++++ RECORD LIST ++++

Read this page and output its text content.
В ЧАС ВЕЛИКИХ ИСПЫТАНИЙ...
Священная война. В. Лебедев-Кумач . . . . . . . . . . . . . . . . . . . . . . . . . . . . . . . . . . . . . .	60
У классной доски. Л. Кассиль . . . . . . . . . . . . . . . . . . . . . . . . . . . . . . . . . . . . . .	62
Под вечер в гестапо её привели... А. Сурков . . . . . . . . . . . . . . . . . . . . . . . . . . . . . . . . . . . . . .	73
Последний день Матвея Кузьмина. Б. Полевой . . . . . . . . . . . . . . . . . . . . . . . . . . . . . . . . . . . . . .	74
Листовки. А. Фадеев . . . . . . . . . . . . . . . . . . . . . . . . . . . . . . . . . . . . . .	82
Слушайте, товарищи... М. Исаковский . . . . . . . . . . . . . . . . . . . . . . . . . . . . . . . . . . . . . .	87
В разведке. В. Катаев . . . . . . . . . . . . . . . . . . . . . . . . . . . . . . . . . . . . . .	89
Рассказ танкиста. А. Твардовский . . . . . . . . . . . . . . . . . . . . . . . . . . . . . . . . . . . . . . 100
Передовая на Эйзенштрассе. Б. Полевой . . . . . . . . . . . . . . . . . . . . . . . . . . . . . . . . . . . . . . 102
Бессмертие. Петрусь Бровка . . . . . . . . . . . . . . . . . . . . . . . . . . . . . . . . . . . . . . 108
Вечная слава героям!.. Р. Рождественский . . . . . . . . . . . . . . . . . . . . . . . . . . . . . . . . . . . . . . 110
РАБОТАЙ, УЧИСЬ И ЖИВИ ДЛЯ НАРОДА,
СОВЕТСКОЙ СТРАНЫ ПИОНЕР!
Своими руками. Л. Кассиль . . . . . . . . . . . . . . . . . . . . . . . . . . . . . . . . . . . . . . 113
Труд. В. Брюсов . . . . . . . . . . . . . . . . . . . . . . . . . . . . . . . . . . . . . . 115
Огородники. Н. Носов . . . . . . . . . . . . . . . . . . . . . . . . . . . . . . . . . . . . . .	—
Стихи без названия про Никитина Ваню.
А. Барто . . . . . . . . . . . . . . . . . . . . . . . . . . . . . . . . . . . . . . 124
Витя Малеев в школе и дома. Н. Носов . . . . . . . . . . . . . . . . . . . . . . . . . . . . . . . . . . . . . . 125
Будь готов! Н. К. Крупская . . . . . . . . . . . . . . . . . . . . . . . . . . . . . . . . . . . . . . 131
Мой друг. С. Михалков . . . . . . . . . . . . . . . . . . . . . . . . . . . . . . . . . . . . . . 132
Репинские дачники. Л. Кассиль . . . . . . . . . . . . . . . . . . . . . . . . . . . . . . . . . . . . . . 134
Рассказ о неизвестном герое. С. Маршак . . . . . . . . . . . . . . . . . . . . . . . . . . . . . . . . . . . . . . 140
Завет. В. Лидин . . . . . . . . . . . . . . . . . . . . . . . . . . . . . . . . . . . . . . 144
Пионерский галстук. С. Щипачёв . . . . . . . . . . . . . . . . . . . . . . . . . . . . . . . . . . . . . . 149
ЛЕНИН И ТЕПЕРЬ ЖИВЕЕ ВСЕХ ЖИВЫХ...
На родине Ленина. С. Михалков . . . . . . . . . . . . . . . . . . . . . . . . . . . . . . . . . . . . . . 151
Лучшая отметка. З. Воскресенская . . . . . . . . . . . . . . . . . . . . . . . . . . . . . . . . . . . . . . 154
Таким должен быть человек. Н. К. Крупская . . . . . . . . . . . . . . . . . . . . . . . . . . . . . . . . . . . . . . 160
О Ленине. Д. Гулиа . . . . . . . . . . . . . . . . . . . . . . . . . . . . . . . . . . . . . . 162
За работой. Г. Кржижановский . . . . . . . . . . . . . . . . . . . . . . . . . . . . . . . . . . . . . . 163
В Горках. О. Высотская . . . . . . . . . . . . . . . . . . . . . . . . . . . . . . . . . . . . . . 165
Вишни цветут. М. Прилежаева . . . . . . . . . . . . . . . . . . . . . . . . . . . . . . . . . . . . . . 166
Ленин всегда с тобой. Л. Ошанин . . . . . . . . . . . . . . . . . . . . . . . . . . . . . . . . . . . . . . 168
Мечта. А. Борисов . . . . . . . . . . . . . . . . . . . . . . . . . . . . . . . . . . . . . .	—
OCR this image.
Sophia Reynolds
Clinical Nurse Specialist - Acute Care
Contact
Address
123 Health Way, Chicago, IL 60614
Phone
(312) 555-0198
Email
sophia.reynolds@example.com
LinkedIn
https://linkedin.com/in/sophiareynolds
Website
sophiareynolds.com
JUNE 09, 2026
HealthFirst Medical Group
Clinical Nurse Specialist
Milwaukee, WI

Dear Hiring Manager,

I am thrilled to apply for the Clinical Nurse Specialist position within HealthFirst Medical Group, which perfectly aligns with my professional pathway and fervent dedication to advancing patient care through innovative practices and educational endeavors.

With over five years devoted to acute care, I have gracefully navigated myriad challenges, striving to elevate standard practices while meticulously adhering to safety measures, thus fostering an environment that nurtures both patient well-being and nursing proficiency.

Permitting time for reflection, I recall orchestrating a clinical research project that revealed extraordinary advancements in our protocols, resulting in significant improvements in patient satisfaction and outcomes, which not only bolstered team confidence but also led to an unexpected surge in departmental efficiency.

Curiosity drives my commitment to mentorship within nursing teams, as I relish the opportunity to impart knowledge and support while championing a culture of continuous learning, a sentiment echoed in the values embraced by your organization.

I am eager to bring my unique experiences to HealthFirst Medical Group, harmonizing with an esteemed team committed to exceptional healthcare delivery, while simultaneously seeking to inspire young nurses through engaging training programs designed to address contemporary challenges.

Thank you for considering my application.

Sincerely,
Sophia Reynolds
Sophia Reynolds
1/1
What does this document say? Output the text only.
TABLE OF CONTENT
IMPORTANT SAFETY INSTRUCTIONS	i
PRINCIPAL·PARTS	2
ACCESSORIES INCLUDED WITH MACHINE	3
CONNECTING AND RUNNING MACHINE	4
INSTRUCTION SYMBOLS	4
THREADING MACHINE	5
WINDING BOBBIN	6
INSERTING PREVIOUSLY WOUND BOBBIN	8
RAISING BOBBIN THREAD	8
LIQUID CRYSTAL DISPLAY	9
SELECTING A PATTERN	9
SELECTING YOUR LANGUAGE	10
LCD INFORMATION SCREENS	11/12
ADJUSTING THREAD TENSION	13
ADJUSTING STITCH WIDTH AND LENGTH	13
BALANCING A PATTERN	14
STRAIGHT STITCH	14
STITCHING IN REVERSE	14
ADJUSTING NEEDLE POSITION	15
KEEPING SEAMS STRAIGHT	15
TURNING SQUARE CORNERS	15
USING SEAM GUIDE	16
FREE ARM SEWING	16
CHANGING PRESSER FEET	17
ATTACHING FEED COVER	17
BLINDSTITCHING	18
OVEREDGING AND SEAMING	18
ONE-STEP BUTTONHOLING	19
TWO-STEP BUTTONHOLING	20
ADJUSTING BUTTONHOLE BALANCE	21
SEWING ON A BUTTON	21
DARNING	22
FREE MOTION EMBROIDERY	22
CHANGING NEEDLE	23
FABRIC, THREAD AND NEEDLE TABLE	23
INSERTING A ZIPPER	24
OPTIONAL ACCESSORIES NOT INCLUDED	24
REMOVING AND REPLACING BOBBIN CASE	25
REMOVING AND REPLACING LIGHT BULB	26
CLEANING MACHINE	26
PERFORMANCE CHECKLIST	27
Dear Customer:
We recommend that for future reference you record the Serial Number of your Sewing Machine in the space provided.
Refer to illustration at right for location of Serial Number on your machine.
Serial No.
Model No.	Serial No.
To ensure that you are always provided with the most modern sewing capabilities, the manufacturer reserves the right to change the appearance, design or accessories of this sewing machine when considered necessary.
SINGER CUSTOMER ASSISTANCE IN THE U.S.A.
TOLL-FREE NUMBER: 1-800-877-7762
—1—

++++

* [PROBLEM TO SOLVE]: Show every line in the records above that contains the word "REPLACING".

* [SOLUTION TO THIS TASK]:
REMOVING AND REPLACING BOBBIN CASE	25
REMOVING AND REPLACING LIGHT BULB	26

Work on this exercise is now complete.